What this task involves -> Repeat every line below exactly as it reads.

(Collection entries)
*-*-*
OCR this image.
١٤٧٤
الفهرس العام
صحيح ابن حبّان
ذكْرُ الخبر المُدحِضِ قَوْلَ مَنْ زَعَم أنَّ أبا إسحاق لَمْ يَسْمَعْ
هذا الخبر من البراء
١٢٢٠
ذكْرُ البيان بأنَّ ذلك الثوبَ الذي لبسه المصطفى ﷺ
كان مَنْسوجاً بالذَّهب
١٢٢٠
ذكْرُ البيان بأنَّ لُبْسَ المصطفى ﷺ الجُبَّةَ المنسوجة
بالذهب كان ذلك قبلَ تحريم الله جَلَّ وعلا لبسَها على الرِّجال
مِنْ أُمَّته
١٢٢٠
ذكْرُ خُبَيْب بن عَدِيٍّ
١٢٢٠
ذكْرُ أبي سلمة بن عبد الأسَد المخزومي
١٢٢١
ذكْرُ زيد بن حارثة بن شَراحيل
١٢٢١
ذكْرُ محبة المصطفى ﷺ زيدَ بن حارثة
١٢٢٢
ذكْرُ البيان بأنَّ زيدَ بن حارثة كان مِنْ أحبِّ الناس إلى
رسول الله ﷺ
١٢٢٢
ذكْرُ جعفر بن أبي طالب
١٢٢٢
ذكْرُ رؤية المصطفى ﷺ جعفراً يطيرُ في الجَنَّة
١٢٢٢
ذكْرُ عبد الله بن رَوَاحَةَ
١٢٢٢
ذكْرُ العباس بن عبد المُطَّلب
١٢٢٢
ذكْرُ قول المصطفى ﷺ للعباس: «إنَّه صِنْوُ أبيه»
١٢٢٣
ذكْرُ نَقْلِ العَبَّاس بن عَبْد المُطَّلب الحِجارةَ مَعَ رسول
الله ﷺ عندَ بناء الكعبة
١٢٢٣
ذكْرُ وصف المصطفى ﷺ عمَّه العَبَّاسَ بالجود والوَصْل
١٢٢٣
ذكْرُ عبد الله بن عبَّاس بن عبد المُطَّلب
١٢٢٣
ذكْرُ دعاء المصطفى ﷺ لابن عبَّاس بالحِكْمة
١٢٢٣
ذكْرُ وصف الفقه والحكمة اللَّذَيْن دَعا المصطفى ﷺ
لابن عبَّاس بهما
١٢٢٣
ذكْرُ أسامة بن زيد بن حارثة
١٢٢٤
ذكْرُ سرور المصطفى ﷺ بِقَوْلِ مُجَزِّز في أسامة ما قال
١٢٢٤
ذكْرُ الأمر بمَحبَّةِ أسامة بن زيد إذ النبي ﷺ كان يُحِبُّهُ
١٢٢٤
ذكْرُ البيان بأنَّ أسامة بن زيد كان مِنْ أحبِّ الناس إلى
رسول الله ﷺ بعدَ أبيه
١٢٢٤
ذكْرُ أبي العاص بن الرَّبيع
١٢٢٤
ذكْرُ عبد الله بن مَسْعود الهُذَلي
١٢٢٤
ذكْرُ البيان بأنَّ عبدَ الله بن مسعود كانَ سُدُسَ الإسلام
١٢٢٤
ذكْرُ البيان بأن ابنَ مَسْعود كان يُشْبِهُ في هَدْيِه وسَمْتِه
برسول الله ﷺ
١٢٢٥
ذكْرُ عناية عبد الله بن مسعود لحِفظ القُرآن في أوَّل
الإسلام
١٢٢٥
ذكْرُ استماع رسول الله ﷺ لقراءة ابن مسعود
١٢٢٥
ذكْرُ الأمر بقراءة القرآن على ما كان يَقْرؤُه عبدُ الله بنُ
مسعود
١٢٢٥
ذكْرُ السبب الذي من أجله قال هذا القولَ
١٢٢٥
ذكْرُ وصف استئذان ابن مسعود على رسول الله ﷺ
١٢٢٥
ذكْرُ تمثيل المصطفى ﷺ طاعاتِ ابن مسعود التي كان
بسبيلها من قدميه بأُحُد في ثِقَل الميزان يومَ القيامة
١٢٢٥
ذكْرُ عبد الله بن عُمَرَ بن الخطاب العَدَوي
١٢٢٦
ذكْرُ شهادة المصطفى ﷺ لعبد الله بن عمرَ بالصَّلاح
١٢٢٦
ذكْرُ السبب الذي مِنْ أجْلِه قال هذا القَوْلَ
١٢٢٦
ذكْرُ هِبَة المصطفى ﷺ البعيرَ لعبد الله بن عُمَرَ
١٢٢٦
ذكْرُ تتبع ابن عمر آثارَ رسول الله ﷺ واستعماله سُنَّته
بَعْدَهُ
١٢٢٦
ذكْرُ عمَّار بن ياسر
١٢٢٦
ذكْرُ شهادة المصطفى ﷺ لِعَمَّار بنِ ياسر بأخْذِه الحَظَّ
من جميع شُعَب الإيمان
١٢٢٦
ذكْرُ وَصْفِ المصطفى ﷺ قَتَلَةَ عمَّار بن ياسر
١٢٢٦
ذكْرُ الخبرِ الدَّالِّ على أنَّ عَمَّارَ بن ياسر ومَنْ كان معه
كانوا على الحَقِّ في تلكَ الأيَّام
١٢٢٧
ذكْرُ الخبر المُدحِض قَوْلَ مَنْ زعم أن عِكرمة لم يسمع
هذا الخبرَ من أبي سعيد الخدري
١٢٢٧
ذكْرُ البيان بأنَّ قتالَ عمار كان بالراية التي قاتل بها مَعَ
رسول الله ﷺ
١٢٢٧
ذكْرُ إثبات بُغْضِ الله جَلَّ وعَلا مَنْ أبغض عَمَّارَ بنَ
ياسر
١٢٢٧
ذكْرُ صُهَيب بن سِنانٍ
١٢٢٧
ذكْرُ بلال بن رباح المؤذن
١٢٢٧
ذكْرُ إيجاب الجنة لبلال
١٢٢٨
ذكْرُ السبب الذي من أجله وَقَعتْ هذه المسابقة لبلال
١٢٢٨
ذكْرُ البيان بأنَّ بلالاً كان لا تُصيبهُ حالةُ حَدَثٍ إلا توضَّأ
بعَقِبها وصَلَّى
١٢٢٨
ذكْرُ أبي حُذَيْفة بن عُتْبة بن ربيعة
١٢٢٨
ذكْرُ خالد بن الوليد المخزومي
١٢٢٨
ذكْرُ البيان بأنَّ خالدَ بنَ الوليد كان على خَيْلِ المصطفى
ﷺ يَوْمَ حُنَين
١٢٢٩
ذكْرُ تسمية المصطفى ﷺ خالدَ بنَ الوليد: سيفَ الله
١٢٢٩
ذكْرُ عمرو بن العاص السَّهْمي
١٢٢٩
*-*-*
Exercise response ->
OCR this image.
١٤٧٤
الفهرس العام
صحيح ابن حبّان
ذكْرُ الخبر المُدحِضِ قَوْلَ مَنْ زَعَم أنَّ أبا إسحاق لَمْ يَسْمَعْ
هذا الخبر من البراء
١٢٢٠
ذكْرُ البيان بأنَّ ذلك الثوبَ الذي لبسه المصطفى ﷺ
كان مَنْسوجاً بالذَّهب
١٢٢٠
ذكْرُ البيان بأنَّ لُبْسَ المصطفى ﷺ الجُبَّةَ المنسوجة
بالذهب كان ذلك قبلَ تحريم الله جَلَّ وعلا لبسَها على الرِّجال
مِنْ أُمَّته
١٢٢٠
ذكْرُ خُبَيْب بن عَدِيٍّ
١٢٢٠
ذكْرُ أبي سلمة بن عبد الأسَد المخزومي
١٢٢١
ذكْرُ زيد بن حارثة بن شَراحيل
١٢٢١
ذكْرُ محبة المصطفى ﷺ زيدَ بن حارثة
١٢٢٢
ذكْرُ البيان بأنَّ زيدَ بن حارثة كان مِنْ أحبِّ الناس إلى
رسول الله ﷺ
١٢٢٢
ذكْرُ جعفر بن أبي طالب
١٢٢٢
ذكْرُ رؤية المصطفى ﷺ جعفراً يطيرُ في الجَنَّة
١٢٢٢
ذكْرُ عبد الله بن رَوَاحَةَ
١٢٢٢
ذكْرُ العباس بن عبد المُطَّلب
١٢٢٢
ذكْرُ قول المصطفى ﷺ للعباس: «إنَّه صِنْوُ أبيه»
١٢٢٣
ذكْرُ نَقْلِ العَبَّاس بن عَبْد المُطَّلب الحِجارةَ مَعَ رسول
الله ﷺ عندَ بناء الكعبة
١٢٢٣
ذكْرُ وصف المصطفى ﷺ عمَّه العَبَّاسَ بالجود والوَصْل
١٢٢٣
ذكْرُ عبد الله بن عبَّاس بن عبد المُطَّلب
١٢٢٣
ذكْرُ دعاء المصطفى ﷺ لابن عبَّاس بالحِكْمة
١٢٢٣
ذكْرُ وصف الفقه والحكمة اللَّذَيْن دَعا المصطفى ﷺ
لابن عبَّاس بهما
١٢٢٣
ذكْرُ أسامة بن زيد بن حارثة
١٢٢٤
ذكْرُ سرور المصطفى ﷺ بِقَوْلِ مُجَزِّز في أسامة ما قال
١٢٢٤
ذكْرُ الأمر بمَحبَّةِ أسامة بن زيد إذ النبي ﷺ كان يُحِبُّهُ
١٢٢٤
ذكْرُ البيان بأنَّ أسامة بن زيد كان مِنْ أحبِّ الناس إلى
رسول الله ﷺ بعدَ أبيه
١٢٢٤
ذكْرُ أبي العاص بن الرَّبيع
١٢٢٤
ذكْرُ عبد الله بن مَسْعود الهُذَلي
١٢٢٤
ذكْرُ البيان بأنَّ عبدَ الله بن مسعود كانَ سُدُسَ الإسلام
١٢٢٤
ذكْرُ البيان بأن ابنَ مَسْعود كان يُشْبِهُ في هَدْيِه وسَمْتِه
برسول الله ﷺ
١٢٢٥
ذكْرُ عناية عبد الله بن مسعود لحِفظ القُرآن في أوَّل
الإسلام
١٢٢٥
ذكْرُ استماع رسول الله ﷺ لقراءة ابن مسعود
١٢٢٥
ذكْرُ الأمر بقراءة القرآن على ما كان يَقْرؤُه عبدُ الله بنُ
مسعود
١٢٢٥
ذكْرُ السبب الذي من أجله قال هذا القولَ
١٢٢٥
ذكْرُ وصف استئذان ابن مسعود على رسول الله ﷺ
١٢٢٥
ذكْرُ تمثيل المصطفى ﷺ طاعاتِ ابن مسعود التي كان
بسبيلها من قدميه بأُحُد في ثِقَل الميزان يومَ القيامة
١٢٢٥
ذكْرُ عبد الله بن عُمَرَ بن الخطاب العَدَوي
١٢٢٦
ذكْرُ شهادة المصطفى ﷺ لعبد الله بن عمرَ بالصَّلاح
١٢٢٦
ذكْرُ السبب الذي مِنْ أجْلِه قال هذا القَوْلَ
١٢٢٦
ذكْرُ هِبَة المصطفى ﷺ البعيرَ لعبد الله بن عُمَرَ
١٢٢٦
ذكْرُ تتبع ابن عمر آثارَ رسول الله ﷺ واستعماله سُنَّته
بَعْدَهُ
١٢٢٦
ذكْرُ عمَّار بن ياسر
١٢٢٦
ذكْرُ شهادة المصطفى ﷺ لِعَمَّار بنِ ياسر بأخْذِه الحَظَّ
من جميع شُعَب الإيمان
١٢٢٦
ذكْرُ وَصْفِ المصطفى ﷺ قَتَلَةَ عمَّار بن ياسر
١٢٢٦
ذكْرُ الخبرِ الدَّالِّ على أنَّ عَمَّارَ بن ياسر ومَنْ كان معه
كانوا على الحَقِّ في تلكَ الأيَّام
١٢٢٧
ذكْرُ الخبر المُدحِض قَوْلَ مَنْ زعم أن عِكرمة لم يسمع
هذا الخبرَ من أبي سعيد الخدري
١٢٢٧
ذكْرُ البيان بأنَّ قتالَ عمار كان بالراية التي قاتل بها مَعَ
رسول الله ﷺ
١٢٢٧
ذكْرُ إثبات بُغْضِ الله جَلَّ وعَلا مَنْ أبغض عَمَّارَ بنَ
ياسر
١٢٢٧
ذكْرُ صُهَيب بن سِنانٍ
١٢٢٧
ذكْرُ بلال بن رباح المؤذن
١٢٢٧
ذكْرُ إيجاب الجنة لبلال
١٢٢٨
ذكْرُ السبب الذي من أجله وَقَعتْ هذه المسابقة لبلال
١٢٢٨
ذكْرُ البيان بأنَّ بلالاً كان لا تُصيبهُ حالةُ حَدَثٍ إلا توضَّأ
بعَقِبها وصَلَّى
١٢٢٨
ذكْرُ أبي حُذَيْفة بن عُتْبة بن ربيعة
١٢٢٨
ذكْرُ خالد بن الوليد المخزومي
١٢٢٨
ذكْرُ البيان بأنَّ خالدَ بنَ الوليد كان على خَيْلِ المصطفى
ﷺ يَوْمَ حُنَين
١٢٢٩
ذكْرُ تسمية المصطفى ﷺ خالدَ بنَ الوليد: سيفَ الله
١٢٢٩
ذكْرُ عمرو بن العاص السَّهْمي
١٢٢٩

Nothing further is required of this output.